(Recorded data)
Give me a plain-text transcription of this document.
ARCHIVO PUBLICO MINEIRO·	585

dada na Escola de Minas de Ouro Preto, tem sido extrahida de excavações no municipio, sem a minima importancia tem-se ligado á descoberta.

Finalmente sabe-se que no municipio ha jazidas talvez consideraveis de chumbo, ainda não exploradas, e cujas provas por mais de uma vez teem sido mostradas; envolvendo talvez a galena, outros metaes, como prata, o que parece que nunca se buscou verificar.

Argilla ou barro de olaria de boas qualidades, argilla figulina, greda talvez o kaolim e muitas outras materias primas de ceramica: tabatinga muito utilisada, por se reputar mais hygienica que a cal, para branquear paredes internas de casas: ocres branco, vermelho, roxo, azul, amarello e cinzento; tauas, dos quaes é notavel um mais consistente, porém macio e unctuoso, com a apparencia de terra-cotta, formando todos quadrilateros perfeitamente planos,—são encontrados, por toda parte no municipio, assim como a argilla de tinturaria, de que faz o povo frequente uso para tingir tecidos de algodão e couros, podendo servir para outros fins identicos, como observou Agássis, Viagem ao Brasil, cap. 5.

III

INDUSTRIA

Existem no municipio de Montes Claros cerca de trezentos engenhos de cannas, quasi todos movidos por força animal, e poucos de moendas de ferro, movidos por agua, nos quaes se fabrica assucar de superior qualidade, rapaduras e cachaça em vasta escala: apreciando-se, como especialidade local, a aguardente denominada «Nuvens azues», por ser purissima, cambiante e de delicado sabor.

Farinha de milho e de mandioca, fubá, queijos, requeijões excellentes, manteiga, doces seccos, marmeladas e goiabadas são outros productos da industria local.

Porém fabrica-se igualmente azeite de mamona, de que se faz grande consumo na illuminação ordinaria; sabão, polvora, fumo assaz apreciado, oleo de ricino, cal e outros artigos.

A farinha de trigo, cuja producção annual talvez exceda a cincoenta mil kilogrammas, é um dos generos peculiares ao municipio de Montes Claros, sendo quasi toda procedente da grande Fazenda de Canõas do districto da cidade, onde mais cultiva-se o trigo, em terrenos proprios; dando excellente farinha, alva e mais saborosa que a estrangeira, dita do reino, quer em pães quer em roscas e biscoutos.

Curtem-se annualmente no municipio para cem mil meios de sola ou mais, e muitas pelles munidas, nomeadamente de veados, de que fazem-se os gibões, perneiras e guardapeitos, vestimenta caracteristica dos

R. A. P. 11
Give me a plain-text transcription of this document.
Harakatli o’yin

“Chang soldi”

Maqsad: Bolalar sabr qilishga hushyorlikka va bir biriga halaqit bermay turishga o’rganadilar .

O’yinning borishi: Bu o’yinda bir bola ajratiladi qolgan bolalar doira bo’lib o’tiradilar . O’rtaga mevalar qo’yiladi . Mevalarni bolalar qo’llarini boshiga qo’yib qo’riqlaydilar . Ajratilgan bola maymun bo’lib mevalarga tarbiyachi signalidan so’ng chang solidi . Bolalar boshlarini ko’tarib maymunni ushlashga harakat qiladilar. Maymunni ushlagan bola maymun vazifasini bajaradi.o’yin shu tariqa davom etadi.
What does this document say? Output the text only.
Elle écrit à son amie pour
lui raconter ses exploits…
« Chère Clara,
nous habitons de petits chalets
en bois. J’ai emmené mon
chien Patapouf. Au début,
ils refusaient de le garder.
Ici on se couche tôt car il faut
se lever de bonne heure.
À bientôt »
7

▸ Problem: For the entries above, count the lines that contain the string "sido", and state that number without further comment.

▸ Output below: 2